> [Dataset items]:
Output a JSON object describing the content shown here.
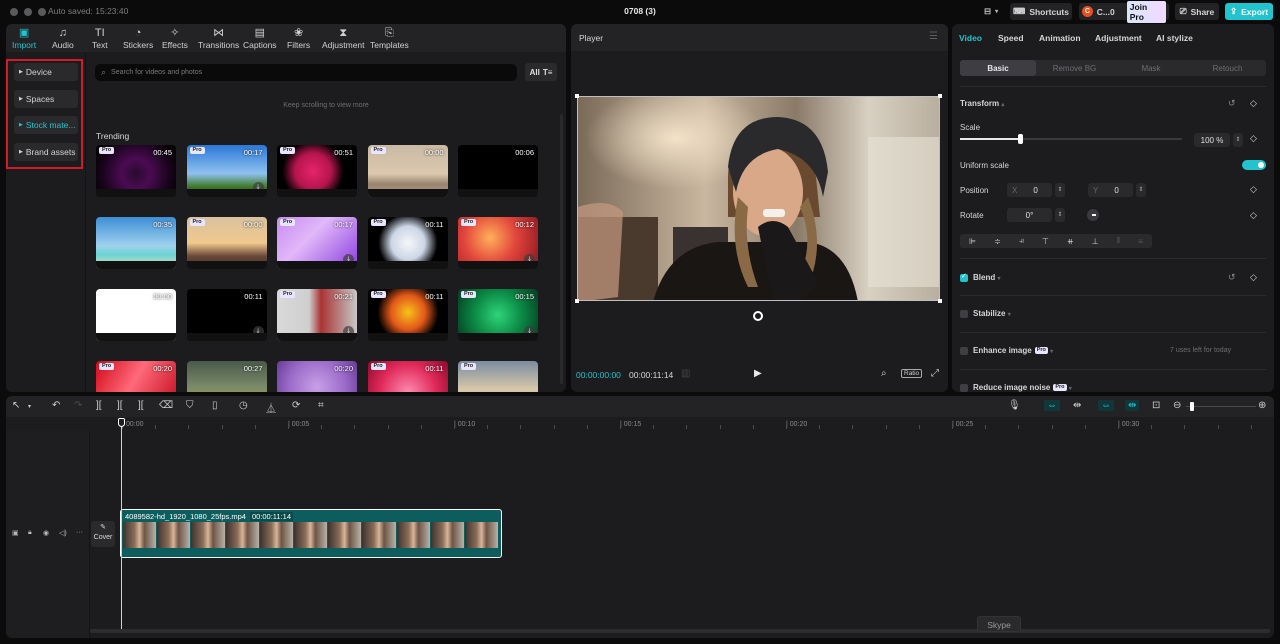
{
  "window": {
    "auto_saved": "Auto saved: 15:23:40",
    "title": "0708 (3)",
    "shortcuts_label": "Shortcuts",
    "account_initial": "C",
    "account_label": "C...0",
    "join_pro_label": "Join Pro",
    "share_label": "Share",
    "export_label": "Export",
    "accent_color": "#21c3cf"
  },
  "media_tabs": [
    {
      "label": "Import",
      "icon": "▣",
      "active": true
    },
    {
      "label": "Audio",
      "icon": "♫"
    },
    {
      "label": "Text",
      "icon": "TI"
    },
    {
      "label": "Stickers",
      "icon": "◔"
    },
    {
      "label": "Effects",
      "icon": "✧"
    },
    {
      "label": "Transitions",
      "icon": "⋈"
    },
    {
      "label": "Captions",
      "icon": "▤"
    },
    {
      "label": "Filters",
      "icon": "❀"
    },
    {
      "label": "Adjustment",
      "icon": "⧗"
    },
    {
      "label": "Templates",
      "icon": "⎘"
    }
  ],
  "side_nav": [
    {
      "label": "Device"
    },
    {
      "label": "Spaces"
    },
    {
      "label": "Stock mate...",
      "active": true
    },
    {
      "label": "Brand assets"
    }
  ],
  "search": {
    "placeholder": "Search for videos and photos",
    "filter_label": "All"
  },
  "keep_scrolling": "Keep scrolling to view more",
  "section_title": "Trending",
  "thumbnails": [
    {
      "pro": true,
      "duration": "00:45",
      "bg": "radial-gradient(circle at 50% 55%,#2a0a2e 0%,#4a0b52 30%,#160418 70%,#000 100%)"
    },
    {
      "pro": true,
      "duration": "00:17",
      "download": true,
      "bg": "linear-gradient(180deg,#2b78d8 0%,#8fc1ef 55%,#3f7a2a 80%,#22401a 100%)"
    },
    {
      "pro": true,
      "duration": "00:51",
      "bg": "radial-gradient(circle at 45% 50%,#e6246a 0%,#b5154d 35%,#000 60%)"
    },
    {
      "pro": true,
      "duration": "00:00",
      "bg": "linear-gradient(180deg,#c9b9a4 0%,#dcc8ae 55%,#9a8470 75%,#b79d85 100%)"
    },
    {
      "duration": "00:06",
      "bg": "#000"
    },
    {
      "duration": "00:35",
      "bg": "linear-gradient(180deg,#3d8ed6 0%,#9fd1ee 55%,#6ad3d2 72%,#e8dcc4 100%)"
    },
    {
      "pro": true,
      "duration": "00:00",
      "bg": "linear-gradient(180deg,#d9c2a0 0%,#f0c88c 50%,#6a4a3a 75%,#3a2a22 100%)"
    },
    {
      "pro": true,
      "duration": "00:17",
      "download": true,
      "bg": "linear-gradient(135deg,#c98af2 0%,#e0b8f8 40%,#8a3ce0 100%)"
    },
    {
      "pro": true,
      "duration": "00:11",
      "bg": "radial-gradient(circle at 50% 50%,#f4f6fa 0%,#cdd6e6 35%,#000 62%)"
    },
    {
      "pro": true,
      "duration": "00:12",
      "download": true,
      "bg": "radial-gradient(circle at 40% 40%,#ffb05a 0%,#e2463c 45%,#8a1420 100%)"
    },
    {
      "duration": "00:00",
      "bg": "#ffffff"
    },
    {
      "duration": "00:11",
      "download": true,
      "bg": "#000"
    },
    {
      "pro": true,
      "duration": "00:21",
      "download": true,
      "bg": "linear-gradient(90deg,#d9d9d9 0%,#cfcfcf 40%,#a33 55%,#c8c8c8 100%)"
    },
    {
      "pro": true,
      "duration": "00:11",
      "bg": "radial-gradient(circle at 50% 45%,#f7c21a 0%,#e2581a 35%,#000 62%)"
    },
    {
      "pro": true,
      "duration": "00:15",
      "download": true,
      "bg": "radial-gradient(circle at 50% 50%,#2fd47a 0%,#0b8a46 50%,#053a20 100%)"
    },
    {
      "pro": true,
      "duration": "00:20",
      "bg": "linear-gradient(120deg,#d10a1a 0%,#ff6a7a 45%,#c0081a 100%)"
    },
    {
      "duration": "00:27",
      "bg": "linear-gradient(180deg,#4a5a4a 0%,#7a8a6a 50%,#c8b02a 100%)"
    },
    {
      "duration": "00:20",
      "bg": "radial-gradient(circle at 50% 50%,#c8a0e8 0%,#9a6ac8 60%,#6a3a98 100%)"
    },
    {
      "pro": true,
      "duration": "00:11",
      "bg": "radial-gradient(circle at 50% 60%,#ff8ab0 0%,#e02a5a 55%,#8a0a2a 100%)"
    },
    {
      "pro": true,
      "duration": "",
      "bg": "linear-gradient(180deg,#7a8ca0 0%,#d8c8a8 55%,#8a9ab0 100%)"
    }
  ],
  "player": {
    "title": "Player",
    "current_time": "00:00:00:00",
    "total_time": "00:00:11:14",
    "ratio_label": "Ratio"
  },
  "props": {
    "tabs": [
      {
        "label": "Video",
        "active": true
      },
      {
        "label": "Speed"
      },
      {
        "label": "Animation"
      },
      {
        "label": "Adjustment"
      },
      {
        "label": "AI stylize"
      }
    ],
    "subtabs": [
      {
        "label": "Basic",
        "active": true
      },
      {
        "label": "Remove BG"
      },
      {
        "label": "Mask"
      },
      {
        "label": "Retouch"
      }
    ],
    "transform_label": "Transform",
    "scale_label": "Scale",
    "scale_value": "100 %",
    "scale_slider_fraction": 0.27,
    "uniform_scale_label": "Uniform scale",
    "uniform_scale_on": true,
    "position_label": "Position",
    "pos_x_label": "X",
    "pos_x": "0",
    "pos_y_label": "Y",
    "pos_y": "0",
    "rotate_label": "Rotate",
    "rotate_value": "0°",
    "blend_label": "Blend",
    "blend_checked": true,
    "stabilize_label": "Stabilize",
    "enhance_label": "Enhance image",
    "enhance_note": "7 uses left for today",
    "noise_label": "Reduce image noise",
    "pro_badge": "Pro"
  },
  "timeline": {
    "ruler_labels": [
      "00:00",
      "00:05",
      "00:10",
      "00:15",
      "00:20",
      "00:25",
      "00:30"
    ],
    "clip_name": "4089582-hd_1920_1080_25fps.mp4",
    "clip_duration": "00:00:11:14",
    "cover_label": "Cover",
    "zoom_fraction": 0.05
  },
  "tooltip": "Skype"
}
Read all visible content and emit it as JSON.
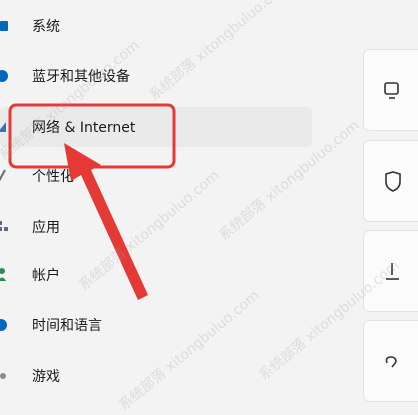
{
  "nav": {
    "items": [
      {
        "label": "系统",
        "icon": "system-icon",
        "selected": false
      },
      {
        "label": "蓝牙和其他设备",
        "icon": "bluetooth-icon",
        "selected": false
      },
      {
        "label": "网络 & Internet",
        "icon": "network-icon",
        "selected": true
      },
      {
        "label": "个性化",
        "icon": "personalization-icon",
        "selected": false
      },
      {
        "label": "应用",
        "icon": "apps-icon",
        "selected": false
      },
      {
        "label": "帐户",
        "icon": "accounts-icon",
        "selected": false
      },
      {
        "label": "时间和语言",
        "icon": "time-language-icon",
        "selected": false
      },
      {
        "label": "游戏",
        "icon": "gaming-icon",
        "selected": false
      }
    ]
  },
  "watermark": {
    "text": "系统部落 xitongbuluo.com"
  },
  "colors": {
    "accent": "#0067c0",
    "highlight_box": "#e53935",
    "arrow": "#e53935",
    "selected_bg": "#eaeaea"
  }
}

> [REQUEST]: Repeat the material above verbatim, with no pictures in the output.

> [EXERCISE RESPONSE]:
Output a JSON object describing the content shown here.
{
  "window": {
    "auto_saved": "Auto saved: 15:23:40",
    "title": "0708 (3)",
    "shortcuts_label": "Shortcuts",
    "account_initial": "C",
    "account_label": "C...0",
    "join_pro_label": "Join Pro",
    "share_label": "Share",
    "export_label": "Export",
    "accent_color": "#21c3cf"
  },
  "media_tabs": [
    {
      "label": "Import",
      "icon": "▣",
      "active": true
    },
    {
      "label": "Audio",
      "icon": "♫"
    },
    {
      "label": "Text",
      "icon": "TI"
    },
    {
      "label": "Stickers",
      "icon": "◔"
    },
    {
      "label": "Effects",
      "icon": "✧"
    },
    {
      "label": "Transitions",
      "icon": "⋈"
    },
    {
      "label": "Captions",
      "icon": "▤"
    },
    {
      "label": "Filters",
      "icon": "❀"
    },
    {
      "label": "Adjustment",
      "icon": "⧗"
    },
    {
      "label": "Templates",
      "icon": "⎘"
    }
  ],
  "side_nav": [
    {
      "label": "Device"
    },
    {
      "label": "Spaces"
    },
    {
      "label": "Stock mate...",
      "active": true
    },
    {
      "label": "Brand assets"
    }
  ],
  "search": {
    "placeholder": "Search for videos and photos",
    "filter_label": "All"
  },
  "keep_scrolling": "Keep scrolling to view more",
  "section_title": "Trending",
  "thumbnails": [
    {
      "pro": true,
      "duration": "00:45",
      "bg": "radial-gradient(circle at 50% 55%,#2a0a2e 0%,#4a0b52 30%,#160418 70%,#000 100%)"
    },
    {
      "pro": true,
      "duration": "00:17",
      "download": true,
      "bg": "linear-gradient(180deg,#2b78d8 0%,#8fc1ef 55%,#3f7a2a 80%,#22401a 100%)"
    },
    {
      "pro": true,
      "duration": "00:51",
      "bg": "radial-gradient(circle at 45% 50%,#e6246a 0%,#b5154d 35%,#000 60%)"
    },
    {
      "pro": true,
      "duration": "00:00",
      "bg": "linear-gradient(180deg,#c9b9a4 0%,#dcc8ae 55%,#9a8470 75%,#b79d85 100%)"
    },
    {
      "duration": "00:06",
      "bg": "#000"
    },
    {
      "duration": "00:35",
      "bg": "linear-gradient(180deg,#3d8ed6 0%,#9fd1ee 55%,#6ad3d2 72%,#e8dcc4 100%)"
    },
    {
      "pro": true,
      "duration": "00:00",
      "bg": "linear-gradient(180deg,#d9c2a0 0%,#f0c88c 50%,#6a4a3a 75%,#3a2a22 100%)"
    },
    {
      "pro": true,
      "duration": "00:17",
      "download": true,
      "bg": "linear-gradient(135deg,#c98af2 0%,#e0b8f8 40%,#8a3ce0 100%)"
    },
    {
      "pro": true,
      "duration": "00:11",
      "bg": "radial-gradient(circle at 50% 50%,#f4f6fa 0%,#cdd6e6 35%,#000 62%)"
    },
    {
      "pro": true,
      "duration": "00:12",
      "download": true,
      "bg": "radial-gradient(circle at 40% 40%,#ffb05a 0%,#e2463c 45%,#8a1420 100%)"
    },
    {
      "duration": "00:00",
      "bg": "#ffffff"
    },
    {
      "duration": "00:11",
      "download": true,
      "bg": "#000"
    },
    {
      "pro": true,
      "duration": "00:21",
      "download": true,
      "bg": "linear-gradient(90deg,#d9d9d9 0%,#cfcfcf 40%,#a33 55%,#c8c8c8 100%)"
    },
    {
      "pro": true,
      "duration": "00:11",
      "bg": "radial-gradient(circle at 50% 45%,#f7c21a 0%,#e2581a 35%,#000 62%)"
    },
    {
      "pro": true,
      "duration": "00:15",
      "download": true,
      "bg": "radial-gradient(circle at 50% 50%,#2fd47a 0%,#0b8a46 50%,#053a20 100%)"
    },
    {
      "pro": true,
      "duration": "00:20",
      "bg": "linear-gradient(120deg,#d10a1a 0%,#ff6a7a 45%,#c0081a 100%)"
    },
    {
      "duration": "00:27",
      "bg": "linear-gradient(180deg,#4a5a4a 0%,#7a8a6a 50%,#c8b02a 100%)"
    },
    {
      "duration": "00:20",
      "bg": "radial-gradient(circle at 50% 50%,#c8a0e8 0%,#9a6ac8 60%,#6a3a98 100%)"
    },
    {
      "pro": true,
      "duration": "00:11",
      "bg": "radial-gradient(circle at 50% 60%,#ff8ab0 0%,#e02a5a 55%,#8a0a2a 100%)"
    },
    {
      "pro": true,
      "duration": "",
      "bg": "linear-gradient(180deg,#7a8ca0 0%,#d8c8a8 55%,#8a9ab0 100%)"
    }
  ],
  "player": {
    "title": "Player",
    "current_time": "00:00:00:00",
    "total_time": "00:00:11:14",
    "ratio_label": "Ratio"
  },
  "props": {
    "tabs": [
      {
        "label": "Video",
        "active": true
      },
      {
        "label": "Speed"
      },
      {
        "label": "Animation"
      },
      {
        "label": "Adjustment"
      },
      {
        "label": "AI stylize"
      }
    ],
    "subtabs": [
      {
        "label": "Basic",
        "active": true
      },
      {
        "label": "Remove BG"
      },
      {
        "label": "Mask"
      },
      {
        "label": "Retouch"
      }
    ],
    "transform_label": "Transform",
    "scale_label": "Scale",
    "scale_value": "100 %",
    "scale_slider_fraction": 0.27,
    "uniform_scale_label": "Uniform scale",
    "uniform_scale_on": true,
    "position_label": "Position",
    "pos_x_label": "X",
    "pos_x": "0",
    "pos_y_label": "Y",
    "pos_y": "0",
    "rotate_label": "Rotate",
    "rotate_value": "0°",
    "blend_label": "Blend",
    "blend_checked": true,
    "stabilize_label": "Stabilize",
    "enhance_label": "Enhance image",
    "enhance_note": "7 uses left for today",
    "noise_label": "Reduce image noise",
    "pro_badge": "Pro"
  },
  "timeline": {
    "ruler_labels": [
      "00:00",
      "00:05",
      "00:10",
      "00:15",
      "00:20",
      "00:25",
      "00:30"
    ],
    "clip_name": "4089582-hd_1920_1080_25fps.mp4",
    "clip_duration": "00:00:11:14",
    "cover_label": "Cover",
    "zoom_fraction": 0.05
  },
  "tooltip": "Skype"
}
Read all visible content and emit it as JSON.
{
  "nav": {
    "items": [
      {
        "label": "系统",
        "icon": "system-icon",
        "selected": false
      },
      {
        "label": "蓝牙和其他设备",
        "icon": "bluetooth-icon",
        "selected": false
      },
      {
        "label": "网络 & Internet",
        "icon": "network-icon",
        "selected": true
      },
      {
        "label": "个性化",
        "icon": "personalization-icon",
        "selected": false
      },
      {
        "label": "应用",
        "icon": "apps-icon",
        "selected": false
      },
      {
        "label": "帐户",
        "icon": "accounts-icon",
        "selected": false
      },
      {
        "label": "时间和语言",
        "icon": "time-language-icon",
        "selected": false
      },
      {
        "label": "游戏",
        "icon": "gaming-icon",
        "selected": false
      }
    ]
  },
  "watermark": {
    "text": "系统部落 xitongbuluo.com"
  },
  "colors": {
    "accent": "#0067c0",
    "highlight_box": "#e53935",
    "arrow": "#e53935",
    "selected_bg": "#eaeaea"
  }
}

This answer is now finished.